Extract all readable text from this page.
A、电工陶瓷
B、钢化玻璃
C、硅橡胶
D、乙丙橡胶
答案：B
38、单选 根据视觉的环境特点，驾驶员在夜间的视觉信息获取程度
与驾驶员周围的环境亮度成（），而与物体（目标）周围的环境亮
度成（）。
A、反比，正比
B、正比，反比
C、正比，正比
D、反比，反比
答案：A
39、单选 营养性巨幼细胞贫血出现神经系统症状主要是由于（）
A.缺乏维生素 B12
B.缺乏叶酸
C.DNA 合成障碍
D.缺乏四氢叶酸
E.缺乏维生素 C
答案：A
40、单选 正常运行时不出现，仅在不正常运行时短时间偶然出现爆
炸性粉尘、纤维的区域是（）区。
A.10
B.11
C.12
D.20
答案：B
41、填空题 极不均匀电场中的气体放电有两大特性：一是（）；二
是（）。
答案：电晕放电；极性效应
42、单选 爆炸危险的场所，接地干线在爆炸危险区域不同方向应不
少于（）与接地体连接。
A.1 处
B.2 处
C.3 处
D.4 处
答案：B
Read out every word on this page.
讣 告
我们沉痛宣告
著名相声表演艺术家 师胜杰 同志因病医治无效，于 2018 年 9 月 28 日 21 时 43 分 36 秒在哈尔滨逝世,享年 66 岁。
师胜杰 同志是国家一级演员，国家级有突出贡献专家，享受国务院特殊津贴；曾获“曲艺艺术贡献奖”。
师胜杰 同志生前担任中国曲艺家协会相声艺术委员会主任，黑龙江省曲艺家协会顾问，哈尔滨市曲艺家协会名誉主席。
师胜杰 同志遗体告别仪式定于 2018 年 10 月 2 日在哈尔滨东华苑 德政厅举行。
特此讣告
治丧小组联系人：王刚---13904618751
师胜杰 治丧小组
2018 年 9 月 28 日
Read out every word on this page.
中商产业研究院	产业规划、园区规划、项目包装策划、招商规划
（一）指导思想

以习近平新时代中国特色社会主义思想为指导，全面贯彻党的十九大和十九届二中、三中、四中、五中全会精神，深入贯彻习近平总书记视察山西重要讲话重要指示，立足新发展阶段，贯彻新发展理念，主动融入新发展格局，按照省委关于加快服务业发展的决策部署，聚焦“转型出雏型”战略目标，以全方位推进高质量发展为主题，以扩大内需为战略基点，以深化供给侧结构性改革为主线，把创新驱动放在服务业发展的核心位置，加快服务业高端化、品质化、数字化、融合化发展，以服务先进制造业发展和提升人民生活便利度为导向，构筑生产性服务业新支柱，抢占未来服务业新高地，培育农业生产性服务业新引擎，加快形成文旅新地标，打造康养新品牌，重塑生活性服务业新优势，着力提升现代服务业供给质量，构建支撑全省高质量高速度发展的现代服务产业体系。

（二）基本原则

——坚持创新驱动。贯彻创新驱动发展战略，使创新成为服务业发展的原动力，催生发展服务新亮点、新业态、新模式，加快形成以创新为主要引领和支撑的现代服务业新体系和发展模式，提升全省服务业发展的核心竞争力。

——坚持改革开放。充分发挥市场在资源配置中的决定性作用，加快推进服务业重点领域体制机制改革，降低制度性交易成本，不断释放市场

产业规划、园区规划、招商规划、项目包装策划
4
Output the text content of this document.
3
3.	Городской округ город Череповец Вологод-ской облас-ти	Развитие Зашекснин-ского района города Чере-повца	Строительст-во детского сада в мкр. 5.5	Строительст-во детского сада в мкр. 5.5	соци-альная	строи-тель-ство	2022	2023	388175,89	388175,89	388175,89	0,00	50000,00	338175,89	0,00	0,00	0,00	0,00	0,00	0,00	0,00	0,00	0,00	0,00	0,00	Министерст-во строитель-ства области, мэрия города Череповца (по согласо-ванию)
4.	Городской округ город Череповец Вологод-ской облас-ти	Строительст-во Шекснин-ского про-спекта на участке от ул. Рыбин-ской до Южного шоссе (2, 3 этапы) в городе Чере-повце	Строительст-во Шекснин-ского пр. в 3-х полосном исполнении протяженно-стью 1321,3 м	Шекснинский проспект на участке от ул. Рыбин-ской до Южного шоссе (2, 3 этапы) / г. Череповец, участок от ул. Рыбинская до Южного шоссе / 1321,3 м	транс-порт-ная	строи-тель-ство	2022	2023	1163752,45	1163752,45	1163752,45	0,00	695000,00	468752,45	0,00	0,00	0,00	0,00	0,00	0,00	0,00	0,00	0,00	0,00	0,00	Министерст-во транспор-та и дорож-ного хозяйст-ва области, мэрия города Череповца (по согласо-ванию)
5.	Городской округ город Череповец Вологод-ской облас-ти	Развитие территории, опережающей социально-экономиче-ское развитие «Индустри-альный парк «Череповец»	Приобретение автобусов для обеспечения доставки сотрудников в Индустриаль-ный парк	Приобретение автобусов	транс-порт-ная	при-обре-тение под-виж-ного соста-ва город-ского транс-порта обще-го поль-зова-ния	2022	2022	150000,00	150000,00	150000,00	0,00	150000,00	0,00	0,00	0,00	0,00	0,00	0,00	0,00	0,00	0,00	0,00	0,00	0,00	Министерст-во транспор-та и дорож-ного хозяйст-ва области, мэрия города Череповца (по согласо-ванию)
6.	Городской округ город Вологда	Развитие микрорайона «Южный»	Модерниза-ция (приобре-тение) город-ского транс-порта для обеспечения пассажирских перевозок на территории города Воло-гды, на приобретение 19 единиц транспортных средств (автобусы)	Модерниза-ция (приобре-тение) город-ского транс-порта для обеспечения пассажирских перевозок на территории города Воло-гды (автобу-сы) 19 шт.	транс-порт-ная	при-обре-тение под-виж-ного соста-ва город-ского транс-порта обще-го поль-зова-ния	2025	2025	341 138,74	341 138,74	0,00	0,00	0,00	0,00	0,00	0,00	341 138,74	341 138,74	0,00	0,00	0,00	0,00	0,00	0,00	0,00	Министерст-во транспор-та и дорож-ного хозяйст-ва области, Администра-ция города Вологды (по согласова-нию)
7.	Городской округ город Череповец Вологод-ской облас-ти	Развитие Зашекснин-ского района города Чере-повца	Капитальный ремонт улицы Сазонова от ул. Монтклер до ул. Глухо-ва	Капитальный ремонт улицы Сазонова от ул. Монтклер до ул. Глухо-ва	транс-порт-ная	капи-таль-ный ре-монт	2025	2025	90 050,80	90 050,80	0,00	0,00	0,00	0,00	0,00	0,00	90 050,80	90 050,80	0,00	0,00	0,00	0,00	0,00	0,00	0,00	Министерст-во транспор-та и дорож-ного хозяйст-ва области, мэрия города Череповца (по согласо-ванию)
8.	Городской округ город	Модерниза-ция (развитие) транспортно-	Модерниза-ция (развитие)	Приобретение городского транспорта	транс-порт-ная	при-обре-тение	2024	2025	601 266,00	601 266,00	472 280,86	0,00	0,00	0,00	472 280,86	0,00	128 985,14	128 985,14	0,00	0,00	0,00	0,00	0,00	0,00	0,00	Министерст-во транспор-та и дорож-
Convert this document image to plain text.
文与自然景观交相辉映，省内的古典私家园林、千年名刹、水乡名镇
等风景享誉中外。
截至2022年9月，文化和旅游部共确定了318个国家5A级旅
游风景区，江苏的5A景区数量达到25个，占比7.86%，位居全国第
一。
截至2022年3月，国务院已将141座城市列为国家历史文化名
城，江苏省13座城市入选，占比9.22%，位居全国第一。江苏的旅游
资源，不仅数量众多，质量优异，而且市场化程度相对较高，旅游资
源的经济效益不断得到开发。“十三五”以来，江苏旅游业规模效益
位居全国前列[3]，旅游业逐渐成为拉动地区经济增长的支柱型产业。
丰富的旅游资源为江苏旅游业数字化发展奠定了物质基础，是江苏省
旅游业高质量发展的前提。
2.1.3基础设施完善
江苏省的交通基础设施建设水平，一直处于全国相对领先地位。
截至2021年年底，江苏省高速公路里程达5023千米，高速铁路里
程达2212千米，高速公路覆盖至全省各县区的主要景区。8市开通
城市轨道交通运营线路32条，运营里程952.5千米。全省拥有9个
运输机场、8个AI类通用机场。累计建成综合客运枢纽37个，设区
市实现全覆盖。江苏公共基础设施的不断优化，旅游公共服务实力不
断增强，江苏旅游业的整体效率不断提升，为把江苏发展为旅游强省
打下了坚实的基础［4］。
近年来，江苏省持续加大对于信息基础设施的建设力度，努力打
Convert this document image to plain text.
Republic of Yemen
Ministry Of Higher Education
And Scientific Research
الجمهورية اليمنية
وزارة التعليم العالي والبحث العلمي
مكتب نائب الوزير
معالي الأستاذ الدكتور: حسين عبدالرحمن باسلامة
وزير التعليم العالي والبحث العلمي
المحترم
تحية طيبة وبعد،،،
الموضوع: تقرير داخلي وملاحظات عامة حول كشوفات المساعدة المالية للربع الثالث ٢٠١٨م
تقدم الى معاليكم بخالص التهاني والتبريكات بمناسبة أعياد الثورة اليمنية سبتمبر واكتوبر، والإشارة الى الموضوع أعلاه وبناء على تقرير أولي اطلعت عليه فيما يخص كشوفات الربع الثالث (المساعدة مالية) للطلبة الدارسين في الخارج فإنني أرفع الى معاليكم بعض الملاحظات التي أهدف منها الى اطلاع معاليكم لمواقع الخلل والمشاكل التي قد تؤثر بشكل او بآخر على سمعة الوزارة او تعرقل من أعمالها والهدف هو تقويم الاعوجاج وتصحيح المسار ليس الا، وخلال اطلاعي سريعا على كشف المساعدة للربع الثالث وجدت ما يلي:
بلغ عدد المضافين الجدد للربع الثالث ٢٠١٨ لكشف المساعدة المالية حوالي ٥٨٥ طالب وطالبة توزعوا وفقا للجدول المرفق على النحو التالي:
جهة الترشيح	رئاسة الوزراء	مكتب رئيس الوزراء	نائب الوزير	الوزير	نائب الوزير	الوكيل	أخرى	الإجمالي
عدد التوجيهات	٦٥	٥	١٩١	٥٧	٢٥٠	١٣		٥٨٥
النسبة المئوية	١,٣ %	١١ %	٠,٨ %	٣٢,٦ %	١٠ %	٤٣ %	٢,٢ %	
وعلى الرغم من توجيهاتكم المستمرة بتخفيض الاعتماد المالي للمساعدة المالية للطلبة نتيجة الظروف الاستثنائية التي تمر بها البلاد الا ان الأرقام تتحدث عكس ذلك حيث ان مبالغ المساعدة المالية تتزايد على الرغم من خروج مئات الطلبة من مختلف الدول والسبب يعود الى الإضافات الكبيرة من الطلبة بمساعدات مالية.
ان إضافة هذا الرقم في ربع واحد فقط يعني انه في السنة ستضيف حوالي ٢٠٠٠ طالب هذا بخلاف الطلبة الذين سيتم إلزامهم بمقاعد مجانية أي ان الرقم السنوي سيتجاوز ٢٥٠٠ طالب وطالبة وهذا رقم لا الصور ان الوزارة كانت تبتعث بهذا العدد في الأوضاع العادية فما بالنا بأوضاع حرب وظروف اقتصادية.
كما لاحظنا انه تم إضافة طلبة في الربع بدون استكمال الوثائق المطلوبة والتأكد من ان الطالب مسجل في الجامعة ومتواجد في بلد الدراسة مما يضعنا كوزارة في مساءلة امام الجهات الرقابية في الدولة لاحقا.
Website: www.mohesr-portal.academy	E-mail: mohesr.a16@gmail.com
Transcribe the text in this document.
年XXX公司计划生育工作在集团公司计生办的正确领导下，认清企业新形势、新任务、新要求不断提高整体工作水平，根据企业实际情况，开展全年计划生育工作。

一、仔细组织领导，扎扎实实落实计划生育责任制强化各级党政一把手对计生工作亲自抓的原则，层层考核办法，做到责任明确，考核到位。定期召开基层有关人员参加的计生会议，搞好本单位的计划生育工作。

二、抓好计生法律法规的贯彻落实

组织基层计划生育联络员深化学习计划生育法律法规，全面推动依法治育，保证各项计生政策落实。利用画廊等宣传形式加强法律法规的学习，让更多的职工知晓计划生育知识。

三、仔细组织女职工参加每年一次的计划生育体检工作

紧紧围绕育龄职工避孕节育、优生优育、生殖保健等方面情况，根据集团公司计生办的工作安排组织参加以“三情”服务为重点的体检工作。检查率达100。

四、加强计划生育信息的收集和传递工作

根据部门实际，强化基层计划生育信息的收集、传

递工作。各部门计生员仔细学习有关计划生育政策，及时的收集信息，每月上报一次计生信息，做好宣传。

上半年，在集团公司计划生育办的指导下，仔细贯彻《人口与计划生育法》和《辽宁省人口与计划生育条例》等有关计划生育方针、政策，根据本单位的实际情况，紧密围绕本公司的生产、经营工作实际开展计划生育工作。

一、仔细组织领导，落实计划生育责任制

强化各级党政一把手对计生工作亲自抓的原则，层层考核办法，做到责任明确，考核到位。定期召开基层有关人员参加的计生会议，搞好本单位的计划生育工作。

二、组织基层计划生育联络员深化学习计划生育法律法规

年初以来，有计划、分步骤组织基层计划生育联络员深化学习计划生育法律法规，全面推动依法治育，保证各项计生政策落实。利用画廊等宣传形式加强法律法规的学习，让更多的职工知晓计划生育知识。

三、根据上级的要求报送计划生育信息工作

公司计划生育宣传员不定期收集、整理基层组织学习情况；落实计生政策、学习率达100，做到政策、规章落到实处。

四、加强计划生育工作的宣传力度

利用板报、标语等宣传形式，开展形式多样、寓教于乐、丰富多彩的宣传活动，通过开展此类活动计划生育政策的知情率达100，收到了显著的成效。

--

--- WRITTEN PROBLEM ---
Report the number of lines above containing the word "التعليم", with no other text.

--- FULL OUTPUT ---
2